Recorded information:
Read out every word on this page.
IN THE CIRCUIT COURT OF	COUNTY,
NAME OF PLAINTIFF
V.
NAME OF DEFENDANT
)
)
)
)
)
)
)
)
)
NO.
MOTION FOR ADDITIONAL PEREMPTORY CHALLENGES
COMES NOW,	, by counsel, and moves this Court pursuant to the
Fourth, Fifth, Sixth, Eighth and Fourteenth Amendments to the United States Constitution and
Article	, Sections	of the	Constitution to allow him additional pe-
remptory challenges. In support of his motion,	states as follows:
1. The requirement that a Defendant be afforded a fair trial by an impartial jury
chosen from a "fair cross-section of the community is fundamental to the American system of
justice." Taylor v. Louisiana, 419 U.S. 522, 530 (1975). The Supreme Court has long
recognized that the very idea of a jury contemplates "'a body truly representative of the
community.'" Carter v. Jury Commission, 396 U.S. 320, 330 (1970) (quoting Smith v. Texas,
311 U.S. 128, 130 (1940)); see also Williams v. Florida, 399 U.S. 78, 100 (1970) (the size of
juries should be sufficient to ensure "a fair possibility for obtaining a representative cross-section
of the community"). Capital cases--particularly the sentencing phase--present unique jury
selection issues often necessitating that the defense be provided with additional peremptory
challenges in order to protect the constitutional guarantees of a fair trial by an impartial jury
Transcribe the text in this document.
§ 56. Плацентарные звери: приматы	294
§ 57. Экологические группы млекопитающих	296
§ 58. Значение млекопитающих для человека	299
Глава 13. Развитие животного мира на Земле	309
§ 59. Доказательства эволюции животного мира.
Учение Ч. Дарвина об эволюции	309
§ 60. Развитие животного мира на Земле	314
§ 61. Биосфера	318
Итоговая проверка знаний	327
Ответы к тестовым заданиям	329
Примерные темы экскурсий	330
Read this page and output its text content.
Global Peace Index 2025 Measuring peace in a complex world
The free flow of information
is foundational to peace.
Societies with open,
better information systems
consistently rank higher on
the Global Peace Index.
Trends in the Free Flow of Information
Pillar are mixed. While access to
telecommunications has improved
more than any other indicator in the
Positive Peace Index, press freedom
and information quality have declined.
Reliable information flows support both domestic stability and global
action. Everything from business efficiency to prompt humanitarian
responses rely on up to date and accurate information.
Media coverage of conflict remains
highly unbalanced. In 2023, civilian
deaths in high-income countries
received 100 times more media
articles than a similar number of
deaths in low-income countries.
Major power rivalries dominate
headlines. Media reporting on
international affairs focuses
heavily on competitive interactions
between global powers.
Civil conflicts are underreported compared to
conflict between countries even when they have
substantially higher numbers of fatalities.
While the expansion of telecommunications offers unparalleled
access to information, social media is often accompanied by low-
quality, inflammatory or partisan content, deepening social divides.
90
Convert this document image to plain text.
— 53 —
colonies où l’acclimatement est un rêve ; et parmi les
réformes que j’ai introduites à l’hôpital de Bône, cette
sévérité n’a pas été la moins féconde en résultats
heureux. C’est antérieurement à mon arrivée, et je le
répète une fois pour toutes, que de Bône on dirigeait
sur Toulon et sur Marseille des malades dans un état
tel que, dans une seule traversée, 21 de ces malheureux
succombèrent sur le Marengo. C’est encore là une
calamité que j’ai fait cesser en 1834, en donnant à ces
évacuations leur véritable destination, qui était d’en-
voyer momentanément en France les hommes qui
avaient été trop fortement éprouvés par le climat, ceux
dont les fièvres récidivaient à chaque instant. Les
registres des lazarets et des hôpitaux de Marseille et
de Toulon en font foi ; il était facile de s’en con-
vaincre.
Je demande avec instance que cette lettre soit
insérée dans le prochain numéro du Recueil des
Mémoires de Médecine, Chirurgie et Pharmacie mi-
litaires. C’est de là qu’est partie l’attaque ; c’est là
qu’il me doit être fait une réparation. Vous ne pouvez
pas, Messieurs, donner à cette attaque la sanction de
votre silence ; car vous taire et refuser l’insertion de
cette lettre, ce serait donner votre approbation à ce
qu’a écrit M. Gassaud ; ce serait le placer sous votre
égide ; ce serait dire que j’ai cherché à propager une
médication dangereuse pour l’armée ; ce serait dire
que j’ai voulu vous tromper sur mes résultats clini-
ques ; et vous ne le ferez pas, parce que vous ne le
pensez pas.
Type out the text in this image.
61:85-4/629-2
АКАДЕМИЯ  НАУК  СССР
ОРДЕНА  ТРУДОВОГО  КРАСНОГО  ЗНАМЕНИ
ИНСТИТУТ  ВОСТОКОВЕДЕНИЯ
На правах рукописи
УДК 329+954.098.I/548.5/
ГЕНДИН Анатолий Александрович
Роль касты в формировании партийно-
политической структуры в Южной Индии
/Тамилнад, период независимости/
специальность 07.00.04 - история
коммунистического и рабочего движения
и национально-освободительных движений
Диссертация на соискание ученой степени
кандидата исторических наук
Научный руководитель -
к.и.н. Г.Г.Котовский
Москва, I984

Requirements:
Take the entries above and transcribe them exactly.

Solution:
Read out every word on this page.
IN THE CIRCUIT COURT OF	COUNTY,
NAME OF PLAINTIFF
V.
NAME OF DEFENDANT
)
)
)
)
)
)
)
)
)
NO.
MOTION FOR ADDITIONAL PEREMPTORY CHALLENGES
COMES NOW,	, by counsel, and moves this Court pursuant to the
Fourth, Fifth, Sixth, Eighth and Fourteenth Amendments to the United States Constitution and
Article	, Sections	of the	Constitution to allow him additional pe-
remptory challenges. In support of his motion,	states as follows:
1. The requirement that a Defendant be afforded a fair trial by an impartial jury
chosen from a "fair cross-section of the community is fundamental to the American system of
justice." Taylor v. Louisiana, 419 U.S. 522, 530 (1975). The Supreme Court has long
recognized that the very idea of a jury contemplates "'a body truly representative of the
community.'" Carter v. Jury Commission, 396 U.S. 320, 330 (1970) (quoting Smith v. Texas,
311 U.S. 128, 130 (1940)); see also Williams v. Florida, 399 U.S. 78, 100 (1970) (the size of
juries should be sufficient to ensure "a fair possibility for obtaining a representative cross-section
of the community"). Capital cases--particularly the sentencing phase--present unique jury
selection issues often necessitating that the defense be provided with additional peremptory
challenges in order to protect the constitutional guarantees of a fair trial by an impartial jury
Transcribe the text in this document.
§ 56. Плацентарные звери: приматы	294
§ 57. Экологические группы млекопитающих	296
§ 58. Значение млекопитающих для человека	299
Глава 13. Развитие животного мира на Земле	309
§ 59. Доказательства эволюции животного мира.
Учение Ч. Дарвина об эволюции	309
§ 60. Развитие животного мира на Земле	314
§ 61. Биосфера	318
Итоговая проверка знаний	327
Ответы к тестовым заданиям	329
Примерные темы экскурсий	330
Read this page and output its text content.
Global Peace Index 2025 Measuring peace in a complex world
The free flow of information
is foundational to peace.
Societies with open,
better information systems
consistently rank higher on
the Global Peace Index.
Trends in the Free Flow of Information
Pillar are mixed. While access to
telecommunications has improved
more than any other indicator in the
Positive Peace Index, press freedom
and information quality have declined.
Reliable information flows support both domestic stability and global
action. Everything from business efficiency to prompt humanitarian
responses rely on up to date and accurate information.
Media coverage of conflict remains
highly unbalanced. In 2023, civilian
deaths in high-income countries
received 100 times more media
articles than a similar number of
deaths in low-income countries.
Major power rivalries dominate
headlines. Media reporting on
international affairs focuses
heavily on competitive interactions
between global powers.
Civil conflicts are underreported compared to
conflict between countries even when they have
substantially higher numbers of fatalities.
While the expansion of telecommunications offers unparalleled
access to information, social media is often accompanied by low-
quality, inflammatory or partisan content, deepening social divides.
90
Convert this document image to plain text.
— 53 —
colonies où l’acclimatement est un rêve ; et parmi les
réformes que j’ai introduites à l’hôpital de Bône, cette
sévérité n’a pas été la moins féconde en résultats
heureux. C’est antérieurement à mon arrivée, et je le
répète une fois pour toutes, que de Bône on dirigeait
sur Toulon et sur Marseille des malades dans un état
tel que, dans une seule traversée, 21 de ces malheureux
succombèrent sur le Marengo. C’est encore là une
calamité que j’ai fait cesser en 1834, en donnant à ces
évacuations leur véritable destination, qui était d’en-
voyer momentanément en France les hommes qui
avaient été trop fortement éprouvés par le climat, ceux
dont les fièvres récidivaient à chaque instant. Les
registres des lazarets et des hôpitaux de Marseille et
de Toulon en font foi ; il était facile de s’en con-
vaincre.
Je demande avec instance que cette lettre soit
insérée dans le prochain numéro du Recueil des
Mémoires de Médecine, Chirurgie et Pharmacie mi-
litaires. C’est de là qu’est partie l’attaque ; c’est là
qu’il me doit être fait une réparation. Vous ne pouvez
pas, Messieurs, donner à cette attaque la sanction de
votre silence ; car vous taire et refuser l’insertion de
cette lettre, ce serait donner votre approbation à ce
qu’a écrit M. Gassaud ; ce serait le placer sous votre
égide ; ce serait dire que j’ai cherché à propager une
médication dangereuse pour l’armée ; ce serait dire
que j’ai voulu vous tromper sur mes résultats clini-
ques ; et vous ne le ferez pas, parce que vous ne le
pensez pas.
Type out the text in this image.
61:85-4/629-2
АКАДЕМИЯ  НАУК  СССР
ОРДЕНА  ТРУДОВОГО  КРАСНОГО  ЗНАМЕНИ
ИНСТИТУТ  ВОСТОКОВЕДЕНИЯ
На правах рукописи
УДК 329+954.098.I/548.5/
ГЕНДИН Анатолий Александрович
Роль касты в формировании партийно-
политической структуры в Южной Индии
/Тамилнад, период независимости/
специальность 07.00.04 - история
коммунистического и рабочего движения
и национально-освободительных движений
Диссертация на соискание ученой степени
кандидата исторических наук
Научный руководитель -
к.и.н. Г.Г.Котовский
Москва, I984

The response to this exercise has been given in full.